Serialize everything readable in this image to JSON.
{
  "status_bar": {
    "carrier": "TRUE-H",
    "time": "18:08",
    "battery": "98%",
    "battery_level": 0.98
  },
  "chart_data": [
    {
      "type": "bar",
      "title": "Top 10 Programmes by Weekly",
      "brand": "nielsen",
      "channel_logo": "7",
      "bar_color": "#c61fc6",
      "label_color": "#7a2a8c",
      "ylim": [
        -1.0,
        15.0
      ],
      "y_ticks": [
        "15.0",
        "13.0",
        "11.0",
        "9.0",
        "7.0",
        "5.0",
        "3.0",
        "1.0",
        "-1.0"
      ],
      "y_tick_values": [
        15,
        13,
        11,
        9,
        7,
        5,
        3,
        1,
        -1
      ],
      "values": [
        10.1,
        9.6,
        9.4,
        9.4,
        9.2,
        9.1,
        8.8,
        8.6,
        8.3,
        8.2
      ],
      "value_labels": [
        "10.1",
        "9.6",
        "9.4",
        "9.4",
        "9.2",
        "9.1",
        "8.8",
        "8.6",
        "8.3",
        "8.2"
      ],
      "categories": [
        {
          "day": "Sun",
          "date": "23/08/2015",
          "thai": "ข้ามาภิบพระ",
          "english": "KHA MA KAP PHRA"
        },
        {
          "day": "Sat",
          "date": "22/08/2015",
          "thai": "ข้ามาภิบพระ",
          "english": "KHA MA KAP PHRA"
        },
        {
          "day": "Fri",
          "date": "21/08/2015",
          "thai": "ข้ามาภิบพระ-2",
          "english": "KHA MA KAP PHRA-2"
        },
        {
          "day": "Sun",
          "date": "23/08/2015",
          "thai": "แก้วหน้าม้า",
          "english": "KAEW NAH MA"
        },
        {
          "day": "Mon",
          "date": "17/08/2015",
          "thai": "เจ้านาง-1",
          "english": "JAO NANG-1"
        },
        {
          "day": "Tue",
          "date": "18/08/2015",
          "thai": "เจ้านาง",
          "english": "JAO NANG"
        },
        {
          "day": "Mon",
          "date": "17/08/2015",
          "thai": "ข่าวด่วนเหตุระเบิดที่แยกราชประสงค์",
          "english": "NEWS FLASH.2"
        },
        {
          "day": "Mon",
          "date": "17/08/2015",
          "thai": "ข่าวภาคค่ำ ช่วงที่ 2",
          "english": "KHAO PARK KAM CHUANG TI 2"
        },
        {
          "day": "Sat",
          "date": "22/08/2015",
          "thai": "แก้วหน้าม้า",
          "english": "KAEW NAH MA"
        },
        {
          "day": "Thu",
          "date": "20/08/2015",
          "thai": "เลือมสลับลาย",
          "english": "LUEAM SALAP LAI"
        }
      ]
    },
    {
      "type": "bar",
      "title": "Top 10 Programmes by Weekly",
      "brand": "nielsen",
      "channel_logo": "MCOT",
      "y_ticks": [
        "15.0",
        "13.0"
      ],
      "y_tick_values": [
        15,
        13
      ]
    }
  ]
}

══════════════════════════════

(What the task requires) Transcribe every entry exactly.

(Response to this exercise)
Serialize everything readable in this image to JSON.
{
  "status_bar": {
    "carrier": "TRUE-H",
    "time": "18:08",
    "battery": "98%",
    "battery_level": 0.98
  },
  "chart_data": [
    {
      "type": "bar",
      "title": "Top 10 Programmes by Weekly",
      "brand": "nielsen",
      "channel_logo": "7",
      "bar_color": "#c61fc6",
      "label_color": "#7a2a8c",
      "ylim": [
        -1.0,
        15.0
      ],
      "y_ticks": [
        "15.0",
        "13.0",
        "11.0",
        "9.0",
        "7.0",
        "5.0",
        "3.0",
        "1.0",
        "-1.0"
      ],
      "y_tick_values": [
        15,
        13,
        11,
        9,
        7,
        5,
        3,
        1,
        -1
      ],
      "values": [
        10.1,
        9.6,
        9.4,
        9.4,
        9.2,
        9.1,
        8.8,
        8.6,
        8.3,
        8.2
      ],
      "value_labels": [
        "10.1",
        "9.6",
        "9.4",
        "9.4",
        "9.2",
        "9.1",
        "8.8",
        "8.6",
        "8.3",
        "8.2"
      ],
      "categories": [
        {
          "day": "Sun",
          "date": "23/08/2015",
          "thai": "ข้ามาภิบพระ",
          "english": "KHA MA KAP PHRA"
        },
        {
          "day": "Sat",
          "date": "22/08/2015",
          "thai": "ข้ามาภิบพระ",
          "english": "KHA MA KAP PHRA"
        },
        {
          "day": "Fri",
          "date": "21/08/2015",
          "thai": "ข้ามาภิบพระ-2",
          "english": "KHA MA KAP PHRA-2"
        },
        {
          "day": "Sun",
          "date": "23/08/2015",
          "thai": "แก้วหน้าม้า",
          "english": "KAEW NAH MA"
        },
        {
          "day": "Mon",
          "date": "17/08/2015",
          "thai": "เจ้านาง-1",
          "english": "JAO NANG-1"
        },
        {
          "day": "Tue",
          "date": "18/08/2015",
          "thai": "เจ้านาง",
          "english": "JAO NANG"
        },
        {
          "day": "Mon",
          "date": "17/08/2015",
          "thai": "ข่าวด่วนเหตุระเบิดที่แยกราชประสงค์",
          "english": "NEWS FLASH.2"
        },
        {
          "day": "Mon",
          "date": "17/08/2015",
          "thai": "ข่าวภาคค่ำ ช่วงที่ 2",
          "english": "KHAO PARK KAM CHUANG TI 2"
        },
        {
          "day": "Sat",
          "date": "22/08/2015",
          "thai": "แก้วหน้าม้า",
          "english": "KAEW NAH MA"
        },
        {
          "day": "Thu",
          "date": "20/08/2015",
          "thai": "เลือมสลับลาย",
          "english": "LUEAM SALAP LAI"
        }
      ]
    },
    {
      "type": "bar",
      "title": "Top 10 Programmes by Weekly",
      "brand": "nielsen",
      "channel_logo": "MCOT",
      "y_ticks": [
        "15.0",
        "13.0"
      ],
      "y_tick_values": [
        15,
        13
      ]
    }
  ]
}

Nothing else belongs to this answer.